▶ EXERCISE GOAL: Pull out each line of the records that contains the string "page".

## START PROVIDED DATA

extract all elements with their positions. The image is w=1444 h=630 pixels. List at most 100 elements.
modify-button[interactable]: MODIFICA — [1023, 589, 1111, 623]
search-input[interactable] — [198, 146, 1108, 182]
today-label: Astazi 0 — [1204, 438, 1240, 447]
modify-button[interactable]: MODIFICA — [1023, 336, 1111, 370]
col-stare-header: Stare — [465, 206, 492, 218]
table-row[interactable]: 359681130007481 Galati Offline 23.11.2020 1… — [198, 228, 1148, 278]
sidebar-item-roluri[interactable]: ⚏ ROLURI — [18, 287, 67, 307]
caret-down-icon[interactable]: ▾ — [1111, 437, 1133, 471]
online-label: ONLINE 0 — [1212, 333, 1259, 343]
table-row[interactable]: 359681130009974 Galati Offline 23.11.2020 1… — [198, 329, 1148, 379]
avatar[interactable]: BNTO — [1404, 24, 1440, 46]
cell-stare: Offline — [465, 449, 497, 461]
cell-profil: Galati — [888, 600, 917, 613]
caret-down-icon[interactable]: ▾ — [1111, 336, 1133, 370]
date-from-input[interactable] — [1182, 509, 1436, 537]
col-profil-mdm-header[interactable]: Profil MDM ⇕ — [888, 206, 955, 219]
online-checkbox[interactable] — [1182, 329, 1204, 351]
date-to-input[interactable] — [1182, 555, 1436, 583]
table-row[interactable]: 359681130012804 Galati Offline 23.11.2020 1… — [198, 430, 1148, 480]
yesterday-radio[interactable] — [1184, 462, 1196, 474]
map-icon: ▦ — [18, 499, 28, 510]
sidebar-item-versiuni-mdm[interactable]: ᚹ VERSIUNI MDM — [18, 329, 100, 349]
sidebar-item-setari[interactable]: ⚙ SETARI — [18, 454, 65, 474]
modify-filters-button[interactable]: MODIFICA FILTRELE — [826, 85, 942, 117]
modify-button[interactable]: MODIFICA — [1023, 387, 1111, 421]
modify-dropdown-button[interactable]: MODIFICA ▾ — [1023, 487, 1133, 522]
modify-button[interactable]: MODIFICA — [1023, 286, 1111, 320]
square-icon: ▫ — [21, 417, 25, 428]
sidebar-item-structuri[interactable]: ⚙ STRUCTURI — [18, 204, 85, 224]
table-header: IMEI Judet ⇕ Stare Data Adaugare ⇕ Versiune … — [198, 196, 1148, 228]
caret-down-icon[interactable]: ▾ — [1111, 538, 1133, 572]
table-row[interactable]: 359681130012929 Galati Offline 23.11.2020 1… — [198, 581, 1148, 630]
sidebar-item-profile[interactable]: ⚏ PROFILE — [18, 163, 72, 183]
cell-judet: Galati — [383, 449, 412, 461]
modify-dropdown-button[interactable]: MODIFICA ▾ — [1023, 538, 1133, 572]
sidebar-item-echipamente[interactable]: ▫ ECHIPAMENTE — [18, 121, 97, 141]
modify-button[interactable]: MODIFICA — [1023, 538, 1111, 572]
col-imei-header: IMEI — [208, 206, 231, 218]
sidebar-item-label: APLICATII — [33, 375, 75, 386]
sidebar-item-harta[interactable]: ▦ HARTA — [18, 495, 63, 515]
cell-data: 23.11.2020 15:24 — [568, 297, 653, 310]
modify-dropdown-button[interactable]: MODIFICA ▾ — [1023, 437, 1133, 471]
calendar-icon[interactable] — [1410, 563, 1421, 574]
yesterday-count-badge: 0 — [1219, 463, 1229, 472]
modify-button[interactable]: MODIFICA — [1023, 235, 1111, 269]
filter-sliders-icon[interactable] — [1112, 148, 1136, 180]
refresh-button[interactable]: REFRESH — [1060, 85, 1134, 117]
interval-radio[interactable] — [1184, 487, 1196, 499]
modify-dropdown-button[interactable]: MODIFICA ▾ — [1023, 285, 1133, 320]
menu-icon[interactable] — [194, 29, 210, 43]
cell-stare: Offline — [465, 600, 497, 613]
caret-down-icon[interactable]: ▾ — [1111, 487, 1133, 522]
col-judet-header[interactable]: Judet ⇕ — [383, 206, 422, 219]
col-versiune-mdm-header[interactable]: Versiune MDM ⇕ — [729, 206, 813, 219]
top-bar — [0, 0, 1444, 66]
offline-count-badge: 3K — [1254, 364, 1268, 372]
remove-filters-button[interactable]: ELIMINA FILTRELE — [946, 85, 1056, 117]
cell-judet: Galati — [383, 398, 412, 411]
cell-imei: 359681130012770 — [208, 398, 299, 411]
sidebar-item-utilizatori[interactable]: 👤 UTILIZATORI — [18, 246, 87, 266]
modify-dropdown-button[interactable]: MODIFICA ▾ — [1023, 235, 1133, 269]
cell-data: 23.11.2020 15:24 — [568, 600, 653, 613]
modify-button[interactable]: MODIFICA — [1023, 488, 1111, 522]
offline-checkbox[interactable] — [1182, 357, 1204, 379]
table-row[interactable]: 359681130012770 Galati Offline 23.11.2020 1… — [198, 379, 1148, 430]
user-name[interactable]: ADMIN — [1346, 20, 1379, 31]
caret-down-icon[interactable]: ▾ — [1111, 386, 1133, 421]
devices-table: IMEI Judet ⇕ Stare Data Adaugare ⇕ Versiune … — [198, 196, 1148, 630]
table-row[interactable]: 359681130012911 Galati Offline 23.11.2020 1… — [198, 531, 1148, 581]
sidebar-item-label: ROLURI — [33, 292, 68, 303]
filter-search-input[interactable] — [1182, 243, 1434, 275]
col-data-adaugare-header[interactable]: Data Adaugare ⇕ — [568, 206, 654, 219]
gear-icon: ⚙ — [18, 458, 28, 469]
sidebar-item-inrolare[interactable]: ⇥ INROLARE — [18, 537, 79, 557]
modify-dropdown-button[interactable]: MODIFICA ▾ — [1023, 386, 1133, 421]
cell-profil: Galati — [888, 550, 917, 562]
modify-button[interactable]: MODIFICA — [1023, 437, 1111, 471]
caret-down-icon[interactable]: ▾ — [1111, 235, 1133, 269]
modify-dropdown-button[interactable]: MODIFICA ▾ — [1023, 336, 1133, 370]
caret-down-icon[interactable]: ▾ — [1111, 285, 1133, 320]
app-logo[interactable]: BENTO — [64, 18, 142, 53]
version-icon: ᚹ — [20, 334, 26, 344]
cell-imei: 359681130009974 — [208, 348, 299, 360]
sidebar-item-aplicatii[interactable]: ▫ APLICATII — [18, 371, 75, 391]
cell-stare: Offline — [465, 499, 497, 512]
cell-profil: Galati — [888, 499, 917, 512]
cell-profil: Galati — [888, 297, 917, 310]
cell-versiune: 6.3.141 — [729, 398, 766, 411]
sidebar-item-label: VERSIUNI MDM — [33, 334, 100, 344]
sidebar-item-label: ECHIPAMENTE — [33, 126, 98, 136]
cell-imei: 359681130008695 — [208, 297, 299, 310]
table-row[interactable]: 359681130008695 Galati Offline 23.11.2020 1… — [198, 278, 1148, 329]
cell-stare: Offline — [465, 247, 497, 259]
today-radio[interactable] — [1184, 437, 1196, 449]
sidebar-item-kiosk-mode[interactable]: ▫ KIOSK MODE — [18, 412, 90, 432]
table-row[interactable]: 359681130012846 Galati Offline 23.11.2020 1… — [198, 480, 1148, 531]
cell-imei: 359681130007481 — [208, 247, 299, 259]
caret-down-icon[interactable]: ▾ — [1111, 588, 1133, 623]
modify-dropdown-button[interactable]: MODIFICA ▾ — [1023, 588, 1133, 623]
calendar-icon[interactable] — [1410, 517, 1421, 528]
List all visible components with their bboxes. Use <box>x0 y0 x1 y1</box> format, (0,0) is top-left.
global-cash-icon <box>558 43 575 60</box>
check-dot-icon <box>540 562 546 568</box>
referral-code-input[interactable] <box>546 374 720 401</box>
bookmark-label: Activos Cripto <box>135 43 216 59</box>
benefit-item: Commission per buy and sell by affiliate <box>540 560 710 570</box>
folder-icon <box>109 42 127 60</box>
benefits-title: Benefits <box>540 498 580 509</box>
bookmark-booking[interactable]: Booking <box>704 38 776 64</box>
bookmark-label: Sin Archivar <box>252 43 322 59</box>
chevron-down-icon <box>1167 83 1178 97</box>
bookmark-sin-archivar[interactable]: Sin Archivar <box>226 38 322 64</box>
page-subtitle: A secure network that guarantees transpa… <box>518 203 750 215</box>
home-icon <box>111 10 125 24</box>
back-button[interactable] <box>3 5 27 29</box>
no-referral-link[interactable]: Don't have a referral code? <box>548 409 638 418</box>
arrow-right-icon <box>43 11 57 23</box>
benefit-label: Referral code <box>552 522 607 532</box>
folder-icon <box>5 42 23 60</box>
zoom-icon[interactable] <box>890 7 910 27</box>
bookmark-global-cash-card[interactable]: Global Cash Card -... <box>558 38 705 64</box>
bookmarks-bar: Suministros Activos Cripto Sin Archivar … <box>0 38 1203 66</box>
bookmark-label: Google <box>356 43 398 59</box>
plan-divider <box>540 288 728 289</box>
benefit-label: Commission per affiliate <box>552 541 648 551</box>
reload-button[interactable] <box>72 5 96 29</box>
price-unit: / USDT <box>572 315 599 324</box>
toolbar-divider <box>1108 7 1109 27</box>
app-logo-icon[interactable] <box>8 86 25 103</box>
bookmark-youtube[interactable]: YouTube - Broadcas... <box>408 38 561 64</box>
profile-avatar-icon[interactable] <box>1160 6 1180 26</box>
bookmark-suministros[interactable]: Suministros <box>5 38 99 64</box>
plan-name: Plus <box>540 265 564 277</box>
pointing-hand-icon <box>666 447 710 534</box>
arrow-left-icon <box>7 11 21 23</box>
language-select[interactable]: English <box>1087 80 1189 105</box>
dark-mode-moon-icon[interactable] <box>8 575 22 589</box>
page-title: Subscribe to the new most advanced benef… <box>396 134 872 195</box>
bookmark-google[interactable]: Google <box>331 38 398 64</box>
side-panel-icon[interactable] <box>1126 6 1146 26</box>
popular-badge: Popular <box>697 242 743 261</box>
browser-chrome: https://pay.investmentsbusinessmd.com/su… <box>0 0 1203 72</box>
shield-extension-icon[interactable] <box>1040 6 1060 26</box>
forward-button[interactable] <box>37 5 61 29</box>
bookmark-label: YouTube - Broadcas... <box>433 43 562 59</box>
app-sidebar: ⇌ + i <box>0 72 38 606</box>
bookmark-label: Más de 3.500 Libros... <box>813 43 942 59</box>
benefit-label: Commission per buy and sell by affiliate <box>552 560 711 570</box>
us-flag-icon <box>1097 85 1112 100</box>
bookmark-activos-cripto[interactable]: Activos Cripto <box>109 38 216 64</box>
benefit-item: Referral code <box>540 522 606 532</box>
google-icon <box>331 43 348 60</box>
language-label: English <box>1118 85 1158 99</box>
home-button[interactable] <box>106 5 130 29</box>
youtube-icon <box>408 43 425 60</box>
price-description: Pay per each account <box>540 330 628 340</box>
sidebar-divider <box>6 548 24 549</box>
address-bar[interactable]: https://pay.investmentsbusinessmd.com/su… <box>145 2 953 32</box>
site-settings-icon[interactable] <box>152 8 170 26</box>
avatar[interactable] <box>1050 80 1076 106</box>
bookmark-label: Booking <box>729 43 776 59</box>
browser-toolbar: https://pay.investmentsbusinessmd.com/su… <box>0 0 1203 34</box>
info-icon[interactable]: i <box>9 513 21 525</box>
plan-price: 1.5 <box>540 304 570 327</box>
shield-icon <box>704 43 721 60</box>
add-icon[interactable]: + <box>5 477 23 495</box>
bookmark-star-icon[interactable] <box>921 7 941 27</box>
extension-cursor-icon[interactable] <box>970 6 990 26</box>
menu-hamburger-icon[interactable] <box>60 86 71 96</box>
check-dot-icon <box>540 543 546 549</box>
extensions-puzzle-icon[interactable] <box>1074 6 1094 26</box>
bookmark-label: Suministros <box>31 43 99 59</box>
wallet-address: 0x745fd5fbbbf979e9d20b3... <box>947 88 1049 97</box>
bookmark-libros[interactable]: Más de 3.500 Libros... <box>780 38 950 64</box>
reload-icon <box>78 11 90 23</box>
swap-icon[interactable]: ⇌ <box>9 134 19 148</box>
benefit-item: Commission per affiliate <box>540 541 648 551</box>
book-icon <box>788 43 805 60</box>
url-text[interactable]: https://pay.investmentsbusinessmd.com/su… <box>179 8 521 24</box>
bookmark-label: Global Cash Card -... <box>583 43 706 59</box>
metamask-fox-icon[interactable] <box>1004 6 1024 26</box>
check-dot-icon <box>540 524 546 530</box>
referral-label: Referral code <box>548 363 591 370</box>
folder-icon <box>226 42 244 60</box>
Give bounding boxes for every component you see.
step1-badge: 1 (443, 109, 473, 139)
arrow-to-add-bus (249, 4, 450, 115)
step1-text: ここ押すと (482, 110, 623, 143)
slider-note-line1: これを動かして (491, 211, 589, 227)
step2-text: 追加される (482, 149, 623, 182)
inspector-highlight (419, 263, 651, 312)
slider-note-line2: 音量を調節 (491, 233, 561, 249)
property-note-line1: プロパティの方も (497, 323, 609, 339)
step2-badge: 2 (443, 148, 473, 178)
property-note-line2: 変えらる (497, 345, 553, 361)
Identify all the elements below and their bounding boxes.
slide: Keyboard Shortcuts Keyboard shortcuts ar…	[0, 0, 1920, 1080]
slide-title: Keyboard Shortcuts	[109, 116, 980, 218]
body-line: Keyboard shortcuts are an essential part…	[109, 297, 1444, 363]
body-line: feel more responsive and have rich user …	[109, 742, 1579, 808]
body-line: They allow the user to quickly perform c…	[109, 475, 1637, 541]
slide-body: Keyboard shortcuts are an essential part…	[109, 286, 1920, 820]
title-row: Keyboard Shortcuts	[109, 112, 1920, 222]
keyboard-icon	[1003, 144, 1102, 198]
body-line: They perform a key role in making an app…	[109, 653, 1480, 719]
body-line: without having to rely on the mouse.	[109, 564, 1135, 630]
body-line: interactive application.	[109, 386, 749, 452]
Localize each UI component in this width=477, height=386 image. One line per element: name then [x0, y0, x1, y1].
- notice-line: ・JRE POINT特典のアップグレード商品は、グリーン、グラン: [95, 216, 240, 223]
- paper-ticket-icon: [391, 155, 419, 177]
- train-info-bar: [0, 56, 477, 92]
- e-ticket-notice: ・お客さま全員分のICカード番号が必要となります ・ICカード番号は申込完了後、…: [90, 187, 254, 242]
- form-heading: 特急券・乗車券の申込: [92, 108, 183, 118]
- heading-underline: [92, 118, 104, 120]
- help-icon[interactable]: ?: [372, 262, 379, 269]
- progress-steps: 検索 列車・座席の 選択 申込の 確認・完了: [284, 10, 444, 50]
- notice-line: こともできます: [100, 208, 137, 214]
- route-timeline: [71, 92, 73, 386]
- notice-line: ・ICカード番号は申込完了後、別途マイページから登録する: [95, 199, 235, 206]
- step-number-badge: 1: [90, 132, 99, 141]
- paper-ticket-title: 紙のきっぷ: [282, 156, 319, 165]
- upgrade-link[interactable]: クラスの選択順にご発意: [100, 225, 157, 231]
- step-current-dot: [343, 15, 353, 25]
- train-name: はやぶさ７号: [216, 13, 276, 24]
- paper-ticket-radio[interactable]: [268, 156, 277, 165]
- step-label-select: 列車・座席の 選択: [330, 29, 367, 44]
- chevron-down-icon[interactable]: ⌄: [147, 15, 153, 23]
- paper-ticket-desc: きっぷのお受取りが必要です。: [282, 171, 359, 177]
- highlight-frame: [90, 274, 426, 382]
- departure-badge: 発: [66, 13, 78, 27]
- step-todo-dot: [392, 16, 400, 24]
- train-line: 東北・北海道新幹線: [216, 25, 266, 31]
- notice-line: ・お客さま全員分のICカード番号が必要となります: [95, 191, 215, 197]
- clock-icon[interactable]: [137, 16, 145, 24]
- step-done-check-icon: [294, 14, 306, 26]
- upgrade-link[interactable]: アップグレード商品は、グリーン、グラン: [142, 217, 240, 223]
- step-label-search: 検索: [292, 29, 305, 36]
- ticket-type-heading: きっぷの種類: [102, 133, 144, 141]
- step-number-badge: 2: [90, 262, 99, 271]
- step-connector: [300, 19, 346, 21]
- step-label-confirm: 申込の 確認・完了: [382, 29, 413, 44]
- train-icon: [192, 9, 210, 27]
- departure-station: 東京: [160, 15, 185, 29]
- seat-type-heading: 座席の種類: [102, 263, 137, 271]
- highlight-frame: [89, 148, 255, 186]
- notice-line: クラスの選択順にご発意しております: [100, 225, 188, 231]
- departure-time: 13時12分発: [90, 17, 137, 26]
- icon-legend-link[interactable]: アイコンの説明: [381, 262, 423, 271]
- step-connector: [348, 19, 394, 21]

## END PROVIDED DATA

▶ TASK RESPONSE:
page-subtitle: A secure network that guarantees transpa… <box>518 203 750 215</box>
page-title: Subscribe to the new most advanced benef… <box>396 134 872 195</box>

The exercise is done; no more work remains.